• **Task directions**:
Write the data out again, character for character, with no images.

[Lines of data]
-----

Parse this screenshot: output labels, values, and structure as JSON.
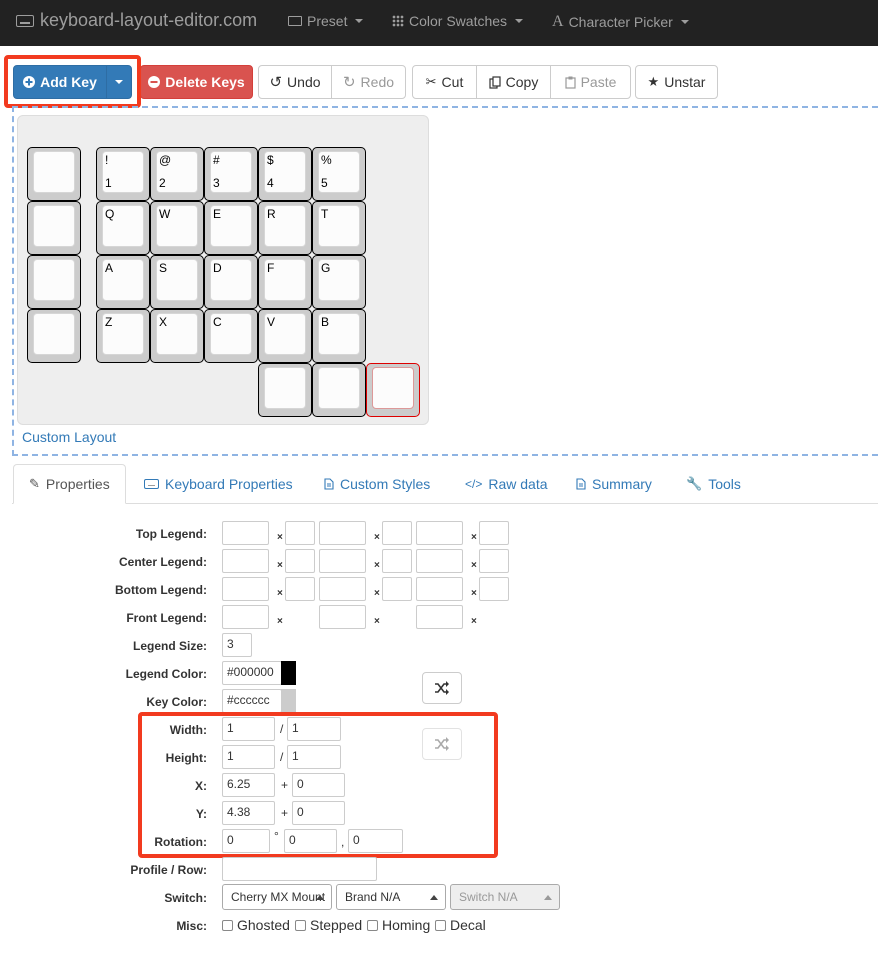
{
  "navbar": {
    "brand": "keyboard-layout-editor.com",
    "menus": [
      "Preset",
      "Color Swatches",
      "Character Picker"
    ]
  },
  "toolbar": {
    "add_key": "Add Key",
    "delete_keys": "Delete Keys",
    "undo": "Undo",
    "redo": "Redo",
    "cut": "Cut",
    "copy": "Copy",
    "paste": "Paste",
    "unstar": "Unstar"
  },
  "layout_name": "Custom Layout",
  "keys": [
    {
      "top": "",
      "bottom": ""
    },
    {
      "top": "!",
      "bottom": "1"
    },
    {
      "top": "@",
      "bottom": "2"
    },
    {
      "top": "#",
      "bottom": "3"
    },
    {
      "top": "$",
      "bottom": "4"
    },
    {
      "top": "%",
      "bottom": "5"
    },
    {
      "top": "",
      "bottom": ""
    },
    {
      "top": "Q",
      "bottom": ""
    },
    {
      "top": "W",
      "bottom": ""
    },
    {
      "top": "E",
      "bottom": ""
    },
    {
      "top": "R",
      "bottom": ""
    },
    {
      "top": "T",
      "bottom": ""
    },
    {
      "top": "",
      "bottom": ""
    },
    {
      "top": "A",
      "bottom": ""
    },
    {
      "top": "S",
      "bottom": ""
    },
    {
      "top": "D",
      "bottom": ""
    },
    {
      "top": "F",
      "bottom": ""
    },
    {
      "top": "G",
      "bottom": ""
    },
    {
      "top": "",
      "bottom": ""
    },
    {
      "top": "Z",
      "bottom": ""
    },
    {
      "top": "X",
      "bottom": ""
    },
    {
      "top": "C",
      "bottom": ""
    },
    {
      "top": "V",
      "bottom": ""
    },
    {
      "top": "B",
      "bottom": ""
    },
    {
      "top": "",
      "bottom": ""
    },
    {
      "top": "",
      "bottom": ""
    },
    {
      "top": "",
      "bottom": ""
    }
  ],
  "tabs": [
    "Properties",
    "Keyboard Properties",
    "Custom Styles",
    "Raw data",
    "Summary",
    "Tools"
  ],
  "form": {
    "labels": {
      "top_legend": "Top Legend:",
      "center_legend": "Center Legend:",
      "bottom_legend": "Bottom Legend:",
      "front_legend": "Front Legend:",
      "legend_size": "Legend Size:",
      "legend_color": "Legend Color:",
      "key_color": "Key Color:",
      "width": "Width:",
      "height": "Height:",
      "x": "X:",
      "y": "Y:",
      "rotation": "Rotation:",
      "profile_row": "Profile / Row:",
      "switch": "Switch:",
      "misc": "Misc:"
    },
    "x_mark": "×",
    "legend_size": "3",
    "legend_color": "#000000",
    "key_color": "#cccccc",
    "legend_color_swatch": "#000000",
    "key_color_swatch": "#cccccc",
    "width": "1",
    "width2": "1",
    "height": "1",
    "height2": "1",
    "x": "6.25",
    "x_offset": "0",
    "y": "4.38",
    "y_offset": "0",
    "rotation": "0",
    "rotation_x": "0",
    "rotation_y": "0",
    "profile_row": "",
    "switch_mount": "Cherry MX Mount",
    "switch_brand": "Brand N/A",
    "switch_type": "Switch N/A",
    "misc": [
      "Ghosted",
      "Stepped",
      "Homing",
      "Decal"
    ],
    "sep_slash": "/",
    "sep_plus": "+",
    "sep_deg": "°",
    "sep_comma": ","
  },
  "colors": {
    "primary": "#337ab7",
    "danger": "#d9534f",
    "highlight": "#f23a1f"
  }
}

-----

• **Solution below**:
Parse this screenshot: output labels, values, and structure as JSON.
{
  "navbar": {
    "brand": "keyboard-layout-editor.com",
    "menus": [
      "Preset",
      "Color Swatches",
      "Character Picker"
    ]
  },
  "toolbar": {
    "add_key": "Add Key",
    "delete_keys": "Delete Keys",
    "undo": "Undo",
    "redo": "Redo",
    "cut": "Cut",
    "copy": "Copy",
    "paste": "Paste",
    "unstar": "Unstar"
  },
  "layout_name": "Custom Layout",
  "keys": [
    {
      "top": "",
      "bottom": ""
    },
    {
      "top": "!",
      "bottom": "1"
    },
    {
      "top": "@",
      "bottom": "2"
    },
    {
      "top": "#",
      "bottom": "3"
    },
    {
      "top": "$",
      "bottom": "4"
    },
    {
      "top": "%",
      "bottom": "5"
    },
    {
      "top": "",
      "bottom": ""
    },
    {
      "top": "Q",
      "bottom": ""
    },
    {
      "top": "W",
      "bottom": ""
    },
    {
      "top": "E",
      "bottom": ""
    },
    {
      "top": "R",
      "bottom": ""
    },
    {
      "top": "T",
      "bottom": ""
    },
    {
      "top": "",
      "bottom": ""
    },
    {
      "top": "A",
      "bottom": ""
    },
    {
      "top": "S",
      "bottom": ""
    },
    {
      "top": "D",
      "bottom": ""
    },
    {
      "top": "F",
      "bottom": ""
    },
    {
      "top": "G",
      "bottom": ""
    },
    {
      "top": "",
      "bottom": ""
    },
    {
      "top": "Z",
      "bottom": ""
    },
    {
      "top": "X",
      "bottom": ""
    },
    {
      "top": "C",
      "bottom": ""
    },
    {
      "top": "V",
      "bottom": ""
    },
    {
      "top": "B",
      "bottom": ""
    },
    {
      "top": "",
      "bottom": ""
    },
    {
      "top": "",
      "bottom": ""
    },
    {
      "top": "",
      "bottom": ""
    }
  ],
  "tabs": [
    "Properties",
    "Keyboard Properties",
    "Custom Styles",
    "Raw data",
    "Summary",
    "Tools"
  ],
  "form": {
    "labels": {
      "top_legend": "Top Legend:",
      "center_legend": "Center Legend:",
      "bottom_legend": "Bottom Legend:",
      "front_legend": "Front Legend:",
      "legend_size": "Legend Size:",
      "legend_color": "Legend Color:",
      "key_color": "Key Color:",
      "width": "Width:",
      "height": "Height:",
      "x": "X:",
      "y": "Y:",
      "rotation": "Rotation:",
      "profile_row": "Profile / Row:",
      "switch": "Switch:",
      "misc": "Misc:"
    },
    "x_mark": "×",
    "legend_size": "3",
    "legend_color": "#000000",
    "key_color": "#cccccc",
    "legend_color_swatch": "#000000",
    "key_color_swatch": "#cccccc",
    "width": "1",
    "width2": "1",
    "height": "1",
    "height2": "1",
    "x": "6.25",
    "x_offset": "0",
    "y": "4.38",
    "y_offset": "0",
    "rotation": "0",
    "rotation_x": "0",
    "rotation_y": "0",
    "profile_row": "",
    "switch_mount": "Cherry MX Mount",
    "switch_brand": "Brand N/A",
    "switch_type": "Switch N/A",
    "misc": [
      "Ghosted",
      "Stepped",
      "Homing",
      "Decal"
    ],
    "sep_slash": "/",
    "sep_plus": "+",
    "sep_deg": "°",
    "sep_comma": ","
  },
  "colors": {
    "primary": "#337ab7",
    "danger": "#d9534f",
    "highlight": "#f23a1f"
  }
}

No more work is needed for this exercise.